== Provided information ==
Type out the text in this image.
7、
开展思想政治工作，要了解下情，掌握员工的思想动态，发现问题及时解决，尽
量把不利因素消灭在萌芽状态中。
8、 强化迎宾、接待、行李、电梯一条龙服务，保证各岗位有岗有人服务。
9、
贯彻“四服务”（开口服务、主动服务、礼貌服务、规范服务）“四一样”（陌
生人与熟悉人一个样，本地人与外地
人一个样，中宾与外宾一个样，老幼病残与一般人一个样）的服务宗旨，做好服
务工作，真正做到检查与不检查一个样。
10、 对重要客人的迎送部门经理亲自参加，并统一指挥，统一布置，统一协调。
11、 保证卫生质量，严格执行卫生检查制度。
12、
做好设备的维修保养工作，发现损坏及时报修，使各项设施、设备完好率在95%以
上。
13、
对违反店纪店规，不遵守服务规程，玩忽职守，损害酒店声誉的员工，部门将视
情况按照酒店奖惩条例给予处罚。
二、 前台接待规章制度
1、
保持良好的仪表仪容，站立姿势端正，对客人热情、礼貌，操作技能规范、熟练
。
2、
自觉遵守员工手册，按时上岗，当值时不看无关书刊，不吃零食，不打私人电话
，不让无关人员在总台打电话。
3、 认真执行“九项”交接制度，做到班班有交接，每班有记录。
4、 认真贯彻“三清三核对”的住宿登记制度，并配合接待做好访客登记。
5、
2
===
» Written request: Repeat each record exactly, leaving nothing out.

» Final result:
Type out the text in this image.
7、
开展思想政治工作，要了解下情，掌握员工的思想动态，发现问题及时解决，尽
量把不利因素消灭在萌芽状态中。
8、 强化迎宾、接待、行李、电梯一条龙服务，保证各岗位有岗有人服务。
9、
贯彻“四服务”（开口服务、主动服务、礼貌服务、规范服务）“四一样”（陌
生人与熟悉人一个样，本地人与外地
人一个样，中宾与外宾一个样，老幼病残与一般人一个样）的服务宗旨，做好服
务工作，真正做到检查与不检查一个样。
10、 对重要客人的迎送部门经理亲自参加，并统一指挥，统一布置，统一协调。
11、 保证卫生质量，严格执行卫生检查制度。
12、
做好设备的维修保养工作，发现损坏及时报修，使各项设施、设备完好率在95%以
上。
13、
对违反店纪店规，不遵守服务规程，玩忽职守，损害酒店声誉的员工，部门将视
情况按照酒店奖惩条例给予处罚。
二、 前台接待规章制度
1、
保持良好的仪表仪容，站立姿势端正，对客人热情、礼貌，操作技能规范、熟练
。
2、
自觉遵守员工手册，按时上岗，当值时不看无关书刊，不吃零食，不打私人电话
，不让无关人员在总台打电话。
3、 认真执行“九项”交接制度，做到班班有交接，每班有记录。
4、 认真贯彻“三清三核对”的住宿登记制度，并配合接待做好访客登记。
5、
2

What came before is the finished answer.